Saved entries
— START —

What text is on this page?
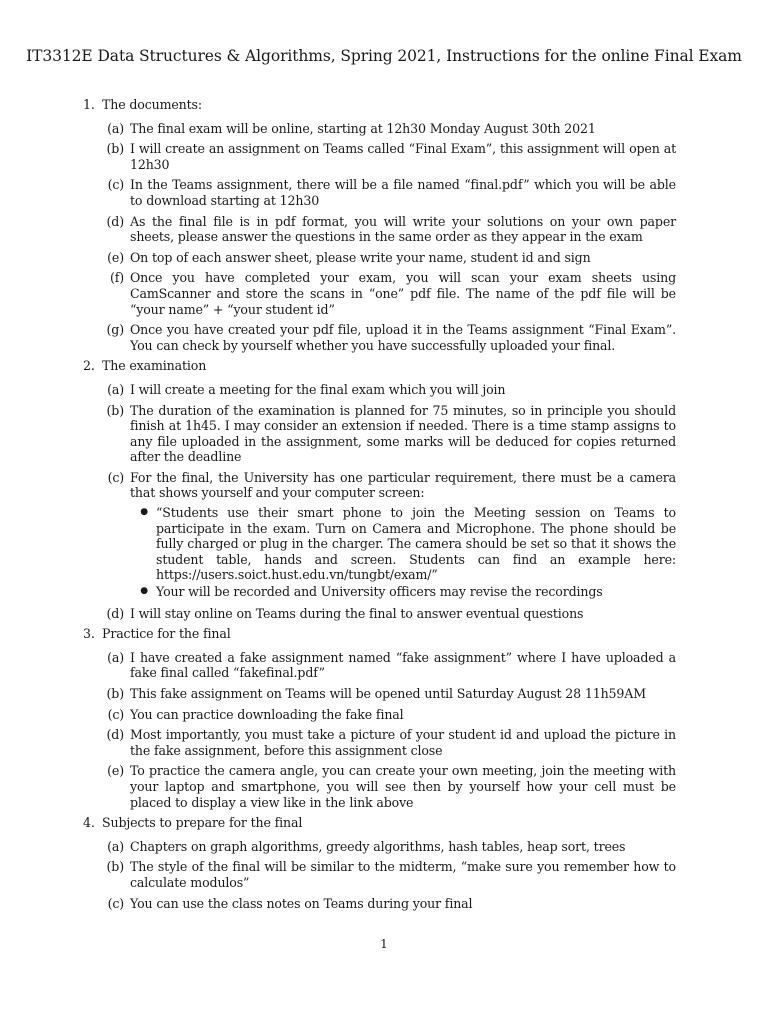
IT3312E Data Structures & Algorithms, Spring 2021, Instructions for the online Final Exam
1. The documents:
(a) The final exam will be online, starting at 12h30 Monday August 30th 2021
(b) I will create an assignment on Teams called “Final Exam”, this assignment will open at 12h30
(c) In the Teams assignment, there will be a file named “final.pdf” which you will be able to download starting at 12h30
(d) As the final file is in pdf format, you will write your solutions on your own paper sheets, please answer the questions in the same order as they appear in the exam
(e) On top of each answer sheet, please write your name, student id and sign
(f) Once you have completed your exam, you will scan your exam sheets using CamScanner and store the scans in “one” pdf file. The name of the pdf file will be “your name” + “your student id”
(g) Once you have created your pdf file, upload it in the Teams assignment “Final Exam”. You can check by yourself whether you have successfully uploaded your final.
2. The examination
(a) I will create a meeting for the final exam which you will join
(b) The duration of the examination is planned for 75 minutes, so in principle you should finish at 1h45. I may consider an extension if needed. There is a time stamp assigns to any file uploaded in the assignment, some marks will be deduced for copies returned after the deadline
(c) For the final, the University has one particular requirement, there must be a camera that shows yourself and your computer screen:
● “Students use their smart phone to join the Meeting session on Teams to participate in the exam. Turn on Camera and Microphone. The phone should be fully charged or plug in the charger. The camera should be set so that it shows the student table, hands and screen. Students can find an example here: https://users.soict.hust.edu.vn/tungbt/exam/”
● Your will be recorded and University officers may revise the recordings
(d) I will stay online on Teams during the final to answer eventual questions
3. Practice for the final
(a) I have created a fake assignment named “fake assignment” where I have uploaded a fake final called “fakefinal.pdf”
(b) This fake assignment on Teams will be opened until Saturday August 28 11h59AM
(c) You can practice downloading the fake final
(d) Most importantly, you must take a picture of your student id and upload the picture in the fake assignment, before this assignment close
(e) To practice the camera angle, you can create your own meeting, join the meeting with your laptop and smartphone, you will see then by yourself how your cell must be placed to display a view like in the link above
4. Subjects to prepare for the final
(a) Chapters on graph algorithms, greedy algorithms, hash tables, heap sort, trees
(b) The style of the final will be similar to the midterm, “make sure you remember how to calculate modulos”
(c) You can use the class notes on Teams during your final
1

— END —

▶ THE TASK
Find "starting". Copy every line it occurs in.

▶ FULL RESPONSE
(a) The final exam will be online, starting at 12h30 Monday August 30th 2021
(c) In the Teams assignment, there will be a file named “final.pdf” which you will be able to download starting at 12h30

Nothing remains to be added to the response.